» **RECORDS TO USE**
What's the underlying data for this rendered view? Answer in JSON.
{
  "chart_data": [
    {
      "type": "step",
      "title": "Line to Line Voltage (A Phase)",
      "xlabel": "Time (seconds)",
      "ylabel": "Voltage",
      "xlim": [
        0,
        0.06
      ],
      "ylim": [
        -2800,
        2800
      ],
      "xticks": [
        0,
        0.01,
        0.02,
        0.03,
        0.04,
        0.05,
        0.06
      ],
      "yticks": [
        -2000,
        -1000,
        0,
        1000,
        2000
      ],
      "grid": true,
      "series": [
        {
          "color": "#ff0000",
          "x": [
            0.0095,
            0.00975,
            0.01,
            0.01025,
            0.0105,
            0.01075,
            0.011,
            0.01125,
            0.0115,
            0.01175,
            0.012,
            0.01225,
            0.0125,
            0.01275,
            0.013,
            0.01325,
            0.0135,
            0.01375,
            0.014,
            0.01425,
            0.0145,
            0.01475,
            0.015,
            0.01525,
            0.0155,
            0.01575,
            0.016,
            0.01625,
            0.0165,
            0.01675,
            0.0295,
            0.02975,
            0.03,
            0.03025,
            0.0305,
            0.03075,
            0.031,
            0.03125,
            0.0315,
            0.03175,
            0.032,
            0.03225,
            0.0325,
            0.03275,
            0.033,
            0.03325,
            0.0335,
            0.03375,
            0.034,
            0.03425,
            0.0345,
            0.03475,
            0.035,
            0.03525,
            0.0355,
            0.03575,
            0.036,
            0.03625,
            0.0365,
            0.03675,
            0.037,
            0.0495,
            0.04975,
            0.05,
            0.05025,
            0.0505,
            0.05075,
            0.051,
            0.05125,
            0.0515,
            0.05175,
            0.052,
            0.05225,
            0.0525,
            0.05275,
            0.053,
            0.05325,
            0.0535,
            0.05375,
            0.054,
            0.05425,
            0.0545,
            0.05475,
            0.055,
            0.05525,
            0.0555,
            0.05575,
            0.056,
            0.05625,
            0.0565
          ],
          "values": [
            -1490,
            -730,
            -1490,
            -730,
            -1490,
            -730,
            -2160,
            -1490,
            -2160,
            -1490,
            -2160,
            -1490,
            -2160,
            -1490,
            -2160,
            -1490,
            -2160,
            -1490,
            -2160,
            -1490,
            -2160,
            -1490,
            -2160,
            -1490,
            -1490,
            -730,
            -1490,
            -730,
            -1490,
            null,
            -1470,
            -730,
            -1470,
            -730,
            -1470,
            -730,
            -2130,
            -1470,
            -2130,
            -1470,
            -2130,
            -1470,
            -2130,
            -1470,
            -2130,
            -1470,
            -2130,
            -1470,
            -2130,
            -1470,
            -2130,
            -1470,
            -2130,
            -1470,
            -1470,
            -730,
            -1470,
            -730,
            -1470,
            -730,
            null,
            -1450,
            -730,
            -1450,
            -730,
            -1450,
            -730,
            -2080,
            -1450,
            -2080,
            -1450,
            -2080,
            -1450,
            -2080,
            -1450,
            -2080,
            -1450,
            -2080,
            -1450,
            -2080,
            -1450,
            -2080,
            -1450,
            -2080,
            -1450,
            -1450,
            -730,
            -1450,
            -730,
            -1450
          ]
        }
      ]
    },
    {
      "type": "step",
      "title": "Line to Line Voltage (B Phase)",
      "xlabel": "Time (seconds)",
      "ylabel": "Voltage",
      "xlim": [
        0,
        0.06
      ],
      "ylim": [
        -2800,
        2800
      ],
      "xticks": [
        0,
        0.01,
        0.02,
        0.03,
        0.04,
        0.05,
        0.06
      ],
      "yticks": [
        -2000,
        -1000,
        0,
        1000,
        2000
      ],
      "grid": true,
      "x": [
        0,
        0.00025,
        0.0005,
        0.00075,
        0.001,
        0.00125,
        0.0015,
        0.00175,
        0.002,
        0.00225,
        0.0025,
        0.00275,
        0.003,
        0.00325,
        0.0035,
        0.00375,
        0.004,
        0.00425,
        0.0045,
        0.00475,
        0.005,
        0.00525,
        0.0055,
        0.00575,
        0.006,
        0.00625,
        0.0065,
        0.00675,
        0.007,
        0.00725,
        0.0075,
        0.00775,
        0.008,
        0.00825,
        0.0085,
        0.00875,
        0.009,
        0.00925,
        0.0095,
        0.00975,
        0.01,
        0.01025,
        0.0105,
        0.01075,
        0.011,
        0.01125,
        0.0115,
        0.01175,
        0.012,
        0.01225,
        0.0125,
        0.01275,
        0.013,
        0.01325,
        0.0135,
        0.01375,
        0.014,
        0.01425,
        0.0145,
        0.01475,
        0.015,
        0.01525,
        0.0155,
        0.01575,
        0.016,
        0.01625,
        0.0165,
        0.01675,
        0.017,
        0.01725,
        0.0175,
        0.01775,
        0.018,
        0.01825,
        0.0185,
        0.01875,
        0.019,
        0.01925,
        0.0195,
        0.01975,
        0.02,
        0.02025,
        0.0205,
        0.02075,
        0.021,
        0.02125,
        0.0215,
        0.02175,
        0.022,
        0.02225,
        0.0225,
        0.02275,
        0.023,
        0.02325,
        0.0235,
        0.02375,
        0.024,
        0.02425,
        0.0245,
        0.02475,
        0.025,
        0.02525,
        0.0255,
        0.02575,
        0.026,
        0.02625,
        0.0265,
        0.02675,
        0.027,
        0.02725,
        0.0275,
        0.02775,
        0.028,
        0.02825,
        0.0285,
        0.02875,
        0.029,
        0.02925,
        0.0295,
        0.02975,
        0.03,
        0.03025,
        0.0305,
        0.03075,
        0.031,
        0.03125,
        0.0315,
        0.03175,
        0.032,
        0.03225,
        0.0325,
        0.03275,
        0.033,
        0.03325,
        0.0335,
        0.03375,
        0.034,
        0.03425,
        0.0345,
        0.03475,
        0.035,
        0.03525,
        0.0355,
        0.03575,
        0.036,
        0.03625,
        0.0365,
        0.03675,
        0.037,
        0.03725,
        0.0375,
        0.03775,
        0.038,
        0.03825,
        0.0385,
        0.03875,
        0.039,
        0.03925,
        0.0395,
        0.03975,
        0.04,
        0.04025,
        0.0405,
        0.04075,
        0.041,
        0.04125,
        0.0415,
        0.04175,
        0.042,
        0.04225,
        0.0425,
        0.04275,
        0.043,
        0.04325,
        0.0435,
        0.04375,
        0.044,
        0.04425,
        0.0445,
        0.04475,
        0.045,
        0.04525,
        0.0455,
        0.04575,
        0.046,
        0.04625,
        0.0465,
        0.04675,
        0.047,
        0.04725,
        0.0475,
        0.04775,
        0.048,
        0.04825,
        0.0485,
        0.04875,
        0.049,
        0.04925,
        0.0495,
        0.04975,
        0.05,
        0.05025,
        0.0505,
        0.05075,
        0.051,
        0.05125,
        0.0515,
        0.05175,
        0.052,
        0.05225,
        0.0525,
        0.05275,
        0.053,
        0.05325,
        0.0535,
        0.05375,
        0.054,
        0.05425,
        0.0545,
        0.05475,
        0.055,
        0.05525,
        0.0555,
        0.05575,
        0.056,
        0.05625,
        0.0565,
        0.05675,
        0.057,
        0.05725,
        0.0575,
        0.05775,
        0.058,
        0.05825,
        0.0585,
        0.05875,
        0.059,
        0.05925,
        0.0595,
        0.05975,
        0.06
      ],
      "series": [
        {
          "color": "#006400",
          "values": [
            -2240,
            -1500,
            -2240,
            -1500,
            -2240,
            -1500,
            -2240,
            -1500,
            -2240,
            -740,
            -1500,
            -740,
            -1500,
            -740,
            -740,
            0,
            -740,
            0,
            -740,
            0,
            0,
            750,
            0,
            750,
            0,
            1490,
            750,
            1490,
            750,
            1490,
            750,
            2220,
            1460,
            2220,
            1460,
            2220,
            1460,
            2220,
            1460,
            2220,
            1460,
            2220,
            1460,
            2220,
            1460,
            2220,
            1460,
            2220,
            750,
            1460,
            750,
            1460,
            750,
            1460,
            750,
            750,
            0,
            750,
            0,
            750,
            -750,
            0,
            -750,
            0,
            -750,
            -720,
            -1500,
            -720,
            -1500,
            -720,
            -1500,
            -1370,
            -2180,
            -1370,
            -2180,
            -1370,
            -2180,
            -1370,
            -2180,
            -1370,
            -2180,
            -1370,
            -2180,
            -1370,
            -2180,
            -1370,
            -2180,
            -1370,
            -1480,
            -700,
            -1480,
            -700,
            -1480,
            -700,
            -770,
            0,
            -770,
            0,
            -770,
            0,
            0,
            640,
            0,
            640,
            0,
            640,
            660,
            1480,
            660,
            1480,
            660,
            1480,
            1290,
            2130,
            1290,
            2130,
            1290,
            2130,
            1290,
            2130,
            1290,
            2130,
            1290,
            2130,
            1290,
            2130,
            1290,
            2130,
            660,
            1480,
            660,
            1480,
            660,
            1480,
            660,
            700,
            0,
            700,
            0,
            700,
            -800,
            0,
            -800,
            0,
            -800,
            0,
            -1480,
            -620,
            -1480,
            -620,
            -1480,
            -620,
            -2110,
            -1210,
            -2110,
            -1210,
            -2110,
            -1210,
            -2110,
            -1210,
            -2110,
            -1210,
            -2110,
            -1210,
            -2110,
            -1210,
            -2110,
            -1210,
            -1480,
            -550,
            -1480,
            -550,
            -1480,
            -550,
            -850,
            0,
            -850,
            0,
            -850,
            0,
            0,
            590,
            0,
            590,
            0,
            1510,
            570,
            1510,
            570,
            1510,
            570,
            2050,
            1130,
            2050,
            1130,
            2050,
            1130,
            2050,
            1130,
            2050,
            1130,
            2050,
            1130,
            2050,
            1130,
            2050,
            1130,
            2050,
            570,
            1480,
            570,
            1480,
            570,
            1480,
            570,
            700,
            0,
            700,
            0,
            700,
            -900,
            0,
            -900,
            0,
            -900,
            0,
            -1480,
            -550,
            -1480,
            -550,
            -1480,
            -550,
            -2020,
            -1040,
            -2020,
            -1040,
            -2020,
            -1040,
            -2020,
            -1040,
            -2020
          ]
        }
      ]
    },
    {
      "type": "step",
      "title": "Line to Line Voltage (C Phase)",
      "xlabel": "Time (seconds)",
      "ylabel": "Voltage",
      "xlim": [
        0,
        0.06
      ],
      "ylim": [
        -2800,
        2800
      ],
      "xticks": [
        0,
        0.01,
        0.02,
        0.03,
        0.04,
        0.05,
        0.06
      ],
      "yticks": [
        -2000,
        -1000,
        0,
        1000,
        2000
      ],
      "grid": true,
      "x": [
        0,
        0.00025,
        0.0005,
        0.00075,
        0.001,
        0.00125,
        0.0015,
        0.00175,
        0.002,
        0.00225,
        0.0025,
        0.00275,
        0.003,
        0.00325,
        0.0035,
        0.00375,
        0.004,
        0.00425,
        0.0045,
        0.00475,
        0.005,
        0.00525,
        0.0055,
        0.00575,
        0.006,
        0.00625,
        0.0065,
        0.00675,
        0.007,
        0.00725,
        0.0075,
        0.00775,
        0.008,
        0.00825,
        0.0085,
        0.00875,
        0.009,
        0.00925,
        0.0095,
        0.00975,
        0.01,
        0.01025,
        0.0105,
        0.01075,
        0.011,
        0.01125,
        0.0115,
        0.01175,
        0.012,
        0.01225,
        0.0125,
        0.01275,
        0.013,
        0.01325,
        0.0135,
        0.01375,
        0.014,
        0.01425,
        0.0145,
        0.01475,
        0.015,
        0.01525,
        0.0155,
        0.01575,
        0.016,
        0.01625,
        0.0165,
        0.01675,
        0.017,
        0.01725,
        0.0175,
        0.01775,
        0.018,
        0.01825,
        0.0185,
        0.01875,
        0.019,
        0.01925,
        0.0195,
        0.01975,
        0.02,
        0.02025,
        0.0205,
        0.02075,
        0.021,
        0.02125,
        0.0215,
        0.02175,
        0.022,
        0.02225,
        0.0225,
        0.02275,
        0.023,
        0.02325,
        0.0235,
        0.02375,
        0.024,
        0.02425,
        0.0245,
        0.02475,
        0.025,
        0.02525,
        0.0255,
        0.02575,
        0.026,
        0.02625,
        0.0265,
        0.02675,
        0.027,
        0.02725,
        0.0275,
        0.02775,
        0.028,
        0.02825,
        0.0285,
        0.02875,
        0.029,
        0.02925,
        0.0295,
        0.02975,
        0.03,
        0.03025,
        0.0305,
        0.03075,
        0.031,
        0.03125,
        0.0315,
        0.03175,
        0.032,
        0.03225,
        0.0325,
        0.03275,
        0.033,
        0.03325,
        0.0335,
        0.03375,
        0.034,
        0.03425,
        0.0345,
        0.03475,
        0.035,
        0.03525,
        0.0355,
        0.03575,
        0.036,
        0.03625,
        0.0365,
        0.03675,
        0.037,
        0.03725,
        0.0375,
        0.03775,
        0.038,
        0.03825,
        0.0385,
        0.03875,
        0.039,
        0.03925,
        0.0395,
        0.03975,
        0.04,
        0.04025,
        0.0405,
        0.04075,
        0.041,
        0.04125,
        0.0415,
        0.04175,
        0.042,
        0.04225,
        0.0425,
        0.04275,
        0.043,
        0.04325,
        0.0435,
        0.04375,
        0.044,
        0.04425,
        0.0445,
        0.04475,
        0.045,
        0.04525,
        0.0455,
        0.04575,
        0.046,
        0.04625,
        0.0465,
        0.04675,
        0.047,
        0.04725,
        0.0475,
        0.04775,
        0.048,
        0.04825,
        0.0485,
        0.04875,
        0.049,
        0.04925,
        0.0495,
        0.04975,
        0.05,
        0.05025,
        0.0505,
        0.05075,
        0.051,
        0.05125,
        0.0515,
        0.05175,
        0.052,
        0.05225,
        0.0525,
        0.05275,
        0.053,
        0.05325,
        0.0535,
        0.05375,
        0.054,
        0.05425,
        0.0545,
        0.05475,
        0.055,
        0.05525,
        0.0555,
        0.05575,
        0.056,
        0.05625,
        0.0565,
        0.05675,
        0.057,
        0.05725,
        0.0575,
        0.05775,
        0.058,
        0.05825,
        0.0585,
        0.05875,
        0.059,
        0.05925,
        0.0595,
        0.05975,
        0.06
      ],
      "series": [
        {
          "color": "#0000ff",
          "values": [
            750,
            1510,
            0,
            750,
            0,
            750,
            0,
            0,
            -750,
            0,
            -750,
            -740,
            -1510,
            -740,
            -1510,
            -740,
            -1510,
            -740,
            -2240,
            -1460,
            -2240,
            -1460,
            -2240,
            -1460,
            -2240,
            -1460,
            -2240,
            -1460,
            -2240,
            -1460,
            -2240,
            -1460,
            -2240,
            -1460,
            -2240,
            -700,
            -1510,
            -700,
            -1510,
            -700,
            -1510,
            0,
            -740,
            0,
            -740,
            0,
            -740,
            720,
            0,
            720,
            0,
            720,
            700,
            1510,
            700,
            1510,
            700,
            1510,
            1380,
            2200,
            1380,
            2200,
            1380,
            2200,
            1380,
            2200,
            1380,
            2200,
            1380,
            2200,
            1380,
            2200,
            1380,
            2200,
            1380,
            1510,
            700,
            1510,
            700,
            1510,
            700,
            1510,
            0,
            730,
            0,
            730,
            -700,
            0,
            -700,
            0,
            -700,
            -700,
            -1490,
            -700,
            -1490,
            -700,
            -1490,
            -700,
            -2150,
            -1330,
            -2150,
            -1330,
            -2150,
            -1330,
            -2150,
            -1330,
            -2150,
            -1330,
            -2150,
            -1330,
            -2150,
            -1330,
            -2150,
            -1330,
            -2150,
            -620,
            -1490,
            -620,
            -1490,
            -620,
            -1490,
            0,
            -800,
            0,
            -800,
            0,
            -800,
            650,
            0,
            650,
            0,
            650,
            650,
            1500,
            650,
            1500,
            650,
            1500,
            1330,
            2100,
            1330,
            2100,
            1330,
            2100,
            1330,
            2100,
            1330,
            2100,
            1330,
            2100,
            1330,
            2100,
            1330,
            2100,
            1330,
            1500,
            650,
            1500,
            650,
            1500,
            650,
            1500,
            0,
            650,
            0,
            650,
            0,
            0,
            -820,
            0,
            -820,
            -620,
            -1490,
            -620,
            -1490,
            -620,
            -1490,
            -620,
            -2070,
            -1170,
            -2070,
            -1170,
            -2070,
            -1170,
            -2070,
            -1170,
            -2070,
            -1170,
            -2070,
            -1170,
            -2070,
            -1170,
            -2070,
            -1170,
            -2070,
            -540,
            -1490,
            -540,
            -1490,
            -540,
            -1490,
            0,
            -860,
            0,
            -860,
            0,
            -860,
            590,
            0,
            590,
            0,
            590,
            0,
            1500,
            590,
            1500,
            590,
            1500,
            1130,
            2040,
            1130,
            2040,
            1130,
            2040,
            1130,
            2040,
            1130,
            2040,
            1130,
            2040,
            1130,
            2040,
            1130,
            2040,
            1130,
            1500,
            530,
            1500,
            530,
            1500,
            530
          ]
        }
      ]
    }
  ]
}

» **INSTRUCTIONS FOR THE TASK**
State how many lines include the string "color", and nothing more.

» **WRITTEN REPLY**
3